■ Stated problem
Reproduce every line in the listing that contains the word "Acre".

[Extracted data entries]
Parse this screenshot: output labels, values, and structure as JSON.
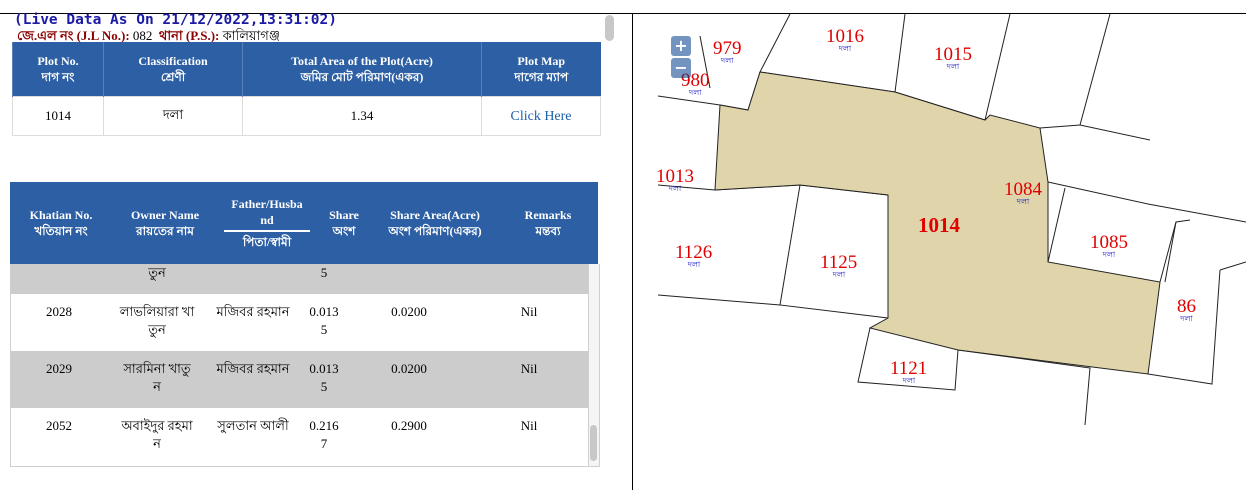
{
  "header": {
    "live": "(Live Data As On 21/12/2022,13:31:02)",
    "jl_label": "জে.এল নং (J.L No.):",
    "jl_value": "082",
    "ps_label": "থানা (P.S.):",
    "ps_value": "কালিয়াগঞ্জ"
  },
  "plot_table": {
    "headers": [
      [
        "Plot No.",
        "দাগ নং"
      ],
      [
        "Classification",
        "শ্রেণী"
      ],
      [
        "Total Area of the Plot(Acre)",
        "জমির মোট পরিমাণ(একর)"
      ],
      [
        "Plot Map",
        "দাগের ম্যাপ"
      ]
    ],
    "row": {
      "plot_no": "1014",
      "classification": "দলা",
      "area": "1.34",
      "map_link": "Click Here"
    }
  },
  "owner_table": {
    "headers": {
      "khatian": [
        "Khatian No.",
        "খতিয়ান নং"
      ],
      "owner": [
        "Owner Name",
        "রায়তের নাম"
      ],
      "father": [
        "Father/Husba",
        "nd",
        "পিতা/স্বামী"
      ],
      "share": [
        "Share",
        "অংশ"
      ],
      "share_area": [
        "Share Area(Acre)",
        "অংশ পরিমাণ(একর)"
      ],
      "remarks": [
        "Remarks",
        "মন্তব্য"
      ]
    },
    "partial_row": {
      "owner": "তুন",
      "share": "5"
    },
    "rows": [
      {
        "khatian": "2028",
        "owner": [
          "লাভলিয়ারা খা",
          "তুন"
        ],
        "father": "মজিবর রহমান",
        "share": [
          "0.013",
          "5"
        ],
        "share_area": "0.0200",
        "remarks": "Nil"
      },
      {
        "khatian": "2029",
        "owner": [
          "সারমিনা খাতু",
          "ন"
        ],
        "father": "মজিবর রহমান",
        "share": [
          "0.013",
          "5"
        ],
        "share_area": "0.0200",
        "remarks": "Nil"
      },
      {
        "khatian": "2052",
        "owner": [
          "অবাইদুর রহমা",
          "ন"
        ],
        "father": "সুলতান আলী",
        "share": [
          "0.216",
          "7"
        ],
        "share_area": "0.2900",
        "remarks": "Nil"
      }
    ]
  },
  "map": {
    "zoom_in": "+",
    "zoom_out": "−",
    "highlight_fill": "#e0d5aa",
    "label_color": "#e00000",
    "class_color": "#1a1ac8",
    "plots": [
      {
        "no": "979",
        "cls": "দলা"
      },
      {
        "no": "980",
        "cls": "দলা"
      },
      {
        "no": "1016",
        "cls": "দলা"
      },
      {
        "no": "1015",
        "cls": "দলা"
      },
      {
        "no": "1013",
        "cls": "দলা"
      },
      {
        "no": "1084",
        "cls": "দলা"
      },
      {
        "no": "1014",
        "cls": ""
      },
      {
        "no": "1126",
        "cls": "দলা"
      },
      {
        "no": "1125",
        "cls": "দলা"
      },
      {
        "no": "1085",
        "cls": "দলা"
      },
      {
        "no": "86",
        "cls": "দলা"
      },
      {
        "no": "1121",
        "cls": "দলা"
      }
    ]
  }
}
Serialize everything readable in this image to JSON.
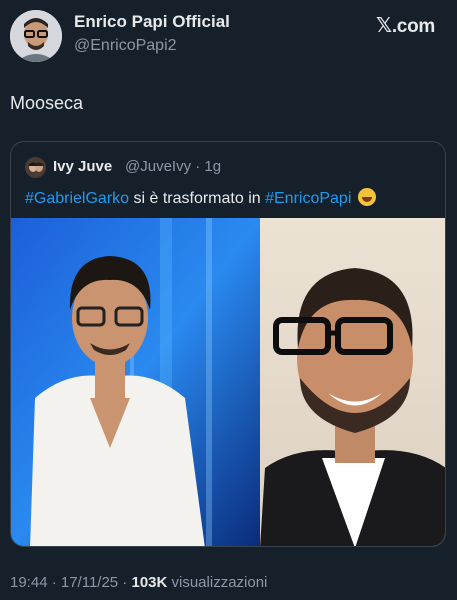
{
  "header": {
    "display_name": "Enrico Papi Official",
    "handle": "@EnricoPapi2",
    "brand": ".com"
  },
  "post": {
    "text": "Mooseca"
  },
  "quote": {
    "name": "Ivy Juve",
    "handle_time": "@JuveIvy · 1g",
    "hashtag1": "#GabrielGarko",
    "middle_text": " si è trasformato in ",
    "hashtag2": "#EnricoPapi"
  },
  "footer": {
    "time_date": "19:44 · 17/11/25 · ",
    "views_count": "103K",
    "views_label": " visualizzazioni"
  },
  "colors": {
    "background": "#15202b",
    "link": "#1d9bf0",
    "muted": "#8b98a5",
    "border": "#38444d"
  },
  "icons": [
    "x-logo-icon",
    "laughing-emoji-icon"
  ]
}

■ Task output
        "Total Area of the Plot(Acre)",
        "Share Area(Acre)",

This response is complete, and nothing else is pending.